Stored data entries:
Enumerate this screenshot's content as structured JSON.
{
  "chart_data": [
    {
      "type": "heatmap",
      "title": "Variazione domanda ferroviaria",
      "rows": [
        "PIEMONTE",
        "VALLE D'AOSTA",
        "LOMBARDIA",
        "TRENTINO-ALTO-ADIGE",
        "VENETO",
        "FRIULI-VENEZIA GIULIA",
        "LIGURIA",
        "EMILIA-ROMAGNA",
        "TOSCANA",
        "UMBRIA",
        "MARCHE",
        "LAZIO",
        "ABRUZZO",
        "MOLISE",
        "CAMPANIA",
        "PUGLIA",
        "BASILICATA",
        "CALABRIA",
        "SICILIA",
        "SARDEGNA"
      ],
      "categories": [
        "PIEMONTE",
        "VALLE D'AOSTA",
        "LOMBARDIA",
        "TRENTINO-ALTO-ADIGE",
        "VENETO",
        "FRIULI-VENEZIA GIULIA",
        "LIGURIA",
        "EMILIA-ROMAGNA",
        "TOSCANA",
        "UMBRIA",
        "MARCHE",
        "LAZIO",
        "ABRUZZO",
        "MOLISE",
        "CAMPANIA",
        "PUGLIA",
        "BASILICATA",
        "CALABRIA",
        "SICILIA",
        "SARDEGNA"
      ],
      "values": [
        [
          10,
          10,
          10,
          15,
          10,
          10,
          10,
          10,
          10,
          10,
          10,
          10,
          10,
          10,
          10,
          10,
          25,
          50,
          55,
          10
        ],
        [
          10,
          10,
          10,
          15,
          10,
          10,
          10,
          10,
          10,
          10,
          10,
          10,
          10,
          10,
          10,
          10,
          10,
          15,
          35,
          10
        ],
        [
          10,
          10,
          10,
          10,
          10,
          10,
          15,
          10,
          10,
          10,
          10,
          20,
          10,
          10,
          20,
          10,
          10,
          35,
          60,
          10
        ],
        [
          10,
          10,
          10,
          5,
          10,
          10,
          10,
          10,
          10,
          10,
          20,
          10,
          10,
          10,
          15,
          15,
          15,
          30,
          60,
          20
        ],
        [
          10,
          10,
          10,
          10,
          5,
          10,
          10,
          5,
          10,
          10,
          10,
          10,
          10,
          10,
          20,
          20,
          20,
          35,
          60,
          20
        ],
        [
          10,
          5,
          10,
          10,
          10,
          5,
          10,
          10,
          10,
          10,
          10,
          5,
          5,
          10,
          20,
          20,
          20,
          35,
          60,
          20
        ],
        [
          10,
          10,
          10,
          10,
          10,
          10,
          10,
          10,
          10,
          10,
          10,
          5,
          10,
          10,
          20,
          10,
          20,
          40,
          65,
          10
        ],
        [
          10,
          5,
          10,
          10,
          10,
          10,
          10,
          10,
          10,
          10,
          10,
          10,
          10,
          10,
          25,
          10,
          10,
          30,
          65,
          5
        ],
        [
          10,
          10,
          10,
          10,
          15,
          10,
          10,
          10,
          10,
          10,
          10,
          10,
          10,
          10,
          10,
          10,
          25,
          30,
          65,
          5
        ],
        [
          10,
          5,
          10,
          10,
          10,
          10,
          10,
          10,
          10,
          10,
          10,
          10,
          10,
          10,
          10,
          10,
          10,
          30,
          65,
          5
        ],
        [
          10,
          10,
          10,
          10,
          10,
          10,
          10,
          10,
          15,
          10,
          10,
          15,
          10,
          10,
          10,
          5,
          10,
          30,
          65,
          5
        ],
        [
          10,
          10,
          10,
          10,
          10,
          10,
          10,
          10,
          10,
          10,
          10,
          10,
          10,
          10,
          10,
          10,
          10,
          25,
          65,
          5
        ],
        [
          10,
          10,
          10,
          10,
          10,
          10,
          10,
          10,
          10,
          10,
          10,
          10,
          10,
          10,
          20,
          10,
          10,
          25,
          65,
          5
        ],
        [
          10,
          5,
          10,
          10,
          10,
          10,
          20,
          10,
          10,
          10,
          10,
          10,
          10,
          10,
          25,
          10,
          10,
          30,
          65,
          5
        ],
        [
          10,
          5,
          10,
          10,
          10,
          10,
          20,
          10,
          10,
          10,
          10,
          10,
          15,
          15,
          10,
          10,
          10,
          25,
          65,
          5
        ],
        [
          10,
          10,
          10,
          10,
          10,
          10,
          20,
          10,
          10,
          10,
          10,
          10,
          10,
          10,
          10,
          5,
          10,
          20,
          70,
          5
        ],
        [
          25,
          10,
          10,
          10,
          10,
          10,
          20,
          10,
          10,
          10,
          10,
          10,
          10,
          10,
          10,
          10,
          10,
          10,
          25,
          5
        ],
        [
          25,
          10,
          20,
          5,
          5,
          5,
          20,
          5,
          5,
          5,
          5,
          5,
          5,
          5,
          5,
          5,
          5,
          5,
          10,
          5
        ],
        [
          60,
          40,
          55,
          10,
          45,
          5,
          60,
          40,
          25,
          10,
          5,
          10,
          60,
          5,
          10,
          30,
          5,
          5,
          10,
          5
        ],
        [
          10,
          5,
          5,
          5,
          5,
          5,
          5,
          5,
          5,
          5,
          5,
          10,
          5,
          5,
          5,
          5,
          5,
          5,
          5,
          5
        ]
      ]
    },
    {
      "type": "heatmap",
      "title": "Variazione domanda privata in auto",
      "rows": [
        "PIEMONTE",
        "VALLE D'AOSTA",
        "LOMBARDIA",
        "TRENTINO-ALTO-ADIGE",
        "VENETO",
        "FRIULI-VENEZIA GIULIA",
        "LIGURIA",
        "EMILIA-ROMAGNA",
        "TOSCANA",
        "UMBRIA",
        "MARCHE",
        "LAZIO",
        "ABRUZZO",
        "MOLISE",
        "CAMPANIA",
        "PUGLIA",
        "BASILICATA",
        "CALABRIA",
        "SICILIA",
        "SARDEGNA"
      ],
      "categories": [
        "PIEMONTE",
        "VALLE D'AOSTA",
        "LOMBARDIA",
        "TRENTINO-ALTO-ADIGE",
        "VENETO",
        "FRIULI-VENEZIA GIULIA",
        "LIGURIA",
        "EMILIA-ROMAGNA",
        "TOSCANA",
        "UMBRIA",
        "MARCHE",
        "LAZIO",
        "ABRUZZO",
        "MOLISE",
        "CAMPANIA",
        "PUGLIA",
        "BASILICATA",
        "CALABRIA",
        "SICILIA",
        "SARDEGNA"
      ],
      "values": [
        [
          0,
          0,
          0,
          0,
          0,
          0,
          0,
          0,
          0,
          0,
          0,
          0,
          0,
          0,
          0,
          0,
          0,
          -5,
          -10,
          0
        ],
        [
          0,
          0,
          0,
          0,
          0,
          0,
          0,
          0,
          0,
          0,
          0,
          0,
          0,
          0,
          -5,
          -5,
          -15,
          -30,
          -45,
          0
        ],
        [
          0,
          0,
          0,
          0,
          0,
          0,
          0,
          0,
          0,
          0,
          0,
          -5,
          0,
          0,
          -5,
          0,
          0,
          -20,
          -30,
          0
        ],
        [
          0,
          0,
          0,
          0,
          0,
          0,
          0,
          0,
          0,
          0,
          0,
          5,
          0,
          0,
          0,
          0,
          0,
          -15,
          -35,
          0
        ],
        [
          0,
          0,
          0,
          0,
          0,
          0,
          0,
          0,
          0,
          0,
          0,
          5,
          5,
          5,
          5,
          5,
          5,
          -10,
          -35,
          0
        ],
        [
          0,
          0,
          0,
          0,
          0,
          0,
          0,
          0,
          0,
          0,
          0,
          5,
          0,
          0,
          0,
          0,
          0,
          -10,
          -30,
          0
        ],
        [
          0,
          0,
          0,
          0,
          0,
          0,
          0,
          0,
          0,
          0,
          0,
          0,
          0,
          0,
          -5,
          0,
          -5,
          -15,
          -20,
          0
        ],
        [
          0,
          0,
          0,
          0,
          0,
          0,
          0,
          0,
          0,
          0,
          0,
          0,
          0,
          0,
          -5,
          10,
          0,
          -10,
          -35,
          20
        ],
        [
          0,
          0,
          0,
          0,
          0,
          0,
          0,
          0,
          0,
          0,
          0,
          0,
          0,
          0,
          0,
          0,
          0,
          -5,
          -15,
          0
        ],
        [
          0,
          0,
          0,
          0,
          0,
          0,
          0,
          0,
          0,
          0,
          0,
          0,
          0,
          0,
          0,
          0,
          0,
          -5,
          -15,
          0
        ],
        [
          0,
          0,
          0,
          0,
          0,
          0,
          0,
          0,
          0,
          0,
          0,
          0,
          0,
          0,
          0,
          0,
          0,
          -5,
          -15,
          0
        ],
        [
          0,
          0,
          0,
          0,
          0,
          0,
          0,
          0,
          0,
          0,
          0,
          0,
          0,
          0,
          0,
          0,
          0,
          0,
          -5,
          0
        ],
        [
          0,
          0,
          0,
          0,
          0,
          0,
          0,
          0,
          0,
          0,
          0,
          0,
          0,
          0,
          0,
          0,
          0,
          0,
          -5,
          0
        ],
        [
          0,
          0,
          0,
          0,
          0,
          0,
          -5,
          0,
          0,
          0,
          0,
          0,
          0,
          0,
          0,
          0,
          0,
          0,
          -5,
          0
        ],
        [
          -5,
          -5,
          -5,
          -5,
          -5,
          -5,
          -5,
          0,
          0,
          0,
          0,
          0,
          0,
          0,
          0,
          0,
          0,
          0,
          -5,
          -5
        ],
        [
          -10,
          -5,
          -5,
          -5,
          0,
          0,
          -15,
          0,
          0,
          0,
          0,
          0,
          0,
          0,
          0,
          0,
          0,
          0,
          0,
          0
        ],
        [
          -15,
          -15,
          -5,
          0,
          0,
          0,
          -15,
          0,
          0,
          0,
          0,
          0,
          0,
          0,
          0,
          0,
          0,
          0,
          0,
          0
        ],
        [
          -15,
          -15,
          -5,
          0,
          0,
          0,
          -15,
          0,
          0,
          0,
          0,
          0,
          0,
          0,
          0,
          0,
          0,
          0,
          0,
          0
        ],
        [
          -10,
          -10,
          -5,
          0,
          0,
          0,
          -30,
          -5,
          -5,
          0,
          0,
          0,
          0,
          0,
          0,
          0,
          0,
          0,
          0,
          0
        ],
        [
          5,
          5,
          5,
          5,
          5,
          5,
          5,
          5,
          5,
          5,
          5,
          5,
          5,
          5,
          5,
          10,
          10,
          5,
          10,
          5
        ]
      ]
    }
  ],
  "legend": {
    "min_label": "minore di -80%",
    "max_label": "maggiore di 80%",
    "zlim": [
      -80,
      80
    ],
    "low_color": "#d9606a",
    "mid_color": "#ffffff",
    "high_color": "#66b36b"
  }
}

DIRECTIONS:
Give every line of the material that includes the string "domanda".

FULL ANSWER:
      "title": "Variazione domanda ferroviaria",
      "title": "Variazione domanda privata in auto",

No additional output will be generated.